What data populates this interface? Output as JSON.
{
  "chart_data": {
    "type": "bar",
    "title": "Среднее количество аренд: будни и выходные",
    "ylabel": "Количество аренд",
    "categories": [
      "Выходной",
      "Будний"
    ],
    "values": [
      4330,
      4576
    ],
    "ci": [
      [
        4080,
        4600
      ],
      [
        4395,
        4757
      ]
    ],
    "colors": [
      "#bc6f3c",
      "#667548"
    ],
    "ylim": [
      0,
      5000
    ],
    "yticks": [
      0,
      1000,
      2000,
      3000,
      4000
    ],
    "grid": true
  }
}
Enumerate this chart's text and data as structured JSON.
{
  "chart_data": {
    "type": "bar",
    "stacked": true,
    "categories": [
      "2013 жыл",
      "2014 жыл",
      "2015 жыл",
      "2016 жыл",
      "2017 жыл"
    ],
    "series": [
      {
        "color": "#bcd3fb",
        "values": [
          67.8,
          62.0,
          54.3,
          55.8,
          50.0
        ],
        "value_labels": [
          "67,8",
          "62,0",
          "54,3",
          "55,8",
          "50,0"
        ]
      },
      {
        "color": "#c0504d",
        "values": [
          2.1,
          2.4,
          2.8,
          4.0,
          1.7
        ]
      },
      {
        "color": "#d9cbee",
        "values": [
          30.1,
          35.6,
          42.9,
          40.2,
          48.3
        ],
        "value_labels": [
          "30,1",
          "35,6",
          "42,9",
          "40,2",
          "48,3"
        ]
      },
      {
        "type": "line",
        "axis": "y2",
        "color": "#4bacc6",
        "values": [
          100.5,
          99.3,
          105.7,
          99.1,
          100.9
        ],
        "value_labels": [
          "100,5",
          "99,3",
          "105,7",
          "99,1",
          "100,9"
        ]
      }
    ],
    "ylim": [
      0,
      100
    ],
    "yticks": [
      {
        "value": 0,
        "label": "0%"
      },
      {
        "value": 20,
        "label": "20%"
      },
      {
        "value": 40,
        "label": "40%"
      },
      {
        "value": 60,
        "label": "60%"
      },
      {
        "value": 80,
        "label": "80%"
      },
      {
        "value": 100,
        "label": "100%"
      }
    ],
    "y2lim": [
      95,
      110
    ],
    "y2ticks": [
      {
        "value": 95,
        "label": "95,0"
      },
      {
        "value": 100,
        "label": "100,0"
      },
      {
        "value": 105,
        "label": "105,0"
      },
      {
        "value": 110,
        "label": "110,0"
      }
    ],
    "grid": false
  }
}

========================================================================

EXERCISE DETAILS:
Each line from the one containing "Enumerate this chart's" to the end of the records should be echoed exactly, and no other line.

TASK ANSWER:
Enumerate this chart's text and data as structured JSON.
{
  "chart_data": {
    "type": "bar",
    "stacked": true,
    "categories": [
      "2013 жыл",
      "2014 жыл",
      "2015 жыл",
      "2016 жыл",
      "2017 жыл"
    ],
    "series": [
      {
        "color": "#bcd3fb",
        "values": [
          67.8,
          62.0,
          54.3,
          55.8,
          50.0
        ],
        "value_labels": [
          "67,8",
          "62,0",
          "54,3",
          "55,8",
          "50,0"
        ]
      },
      {
        "color": "#c0504d",
        "values": [
          2.1,
          2.4,
          2.8,
          4.0,
          1.7
        ]
      },
      {
        "color": "#d9cbee",
        "values": [
          30.1,
          35.6,
          42.9,
          40.2,
          48.3
        ],
        "value_labels": [
          "30,1",
          "35,6",
          "42,9",
          "40,2",
          "48,3"
        ]
      },
      {
        "type": "line",
        "axis": "y2",
        "color": "#4bacc6",
        "values": [
          100.5,
          99.3,
          105.7,
          99.1,
          100.9
        ],
        "value_labels": [
          "100,5",
          "99,3",
          "105,7",
          "99,1",
          "100,9"
        ]
      }
    ],
    "ylim": [
      0,
      100
    ],
    "yticks": [
      {
        "value": 0,
        "label": "0%"
      },
      {
        "value": 20,
        "label": "20%"
      },
      {
        "value": 40,
        "label": "40%"
      },
      {
        "value": 60,
        "label": "60%"
      },
      {
        "value": 80,
        "label": "80%"
      },
      {
        "value": 100,
        "label": "100%"
      }
    ],
    "y2lim": [
      95,
      110
    ],
    "y2ticks": [
      {
        "value": 95,
        "label": "95,0"
      },
      {
        "value": 100,
        "label": "100,0"
      },
      {
        "value": 105,
        "label": "105,0"
      },
      {
        "value": 110,
        "label": "110,0"
      }
    ],
    "grid": false
  }
}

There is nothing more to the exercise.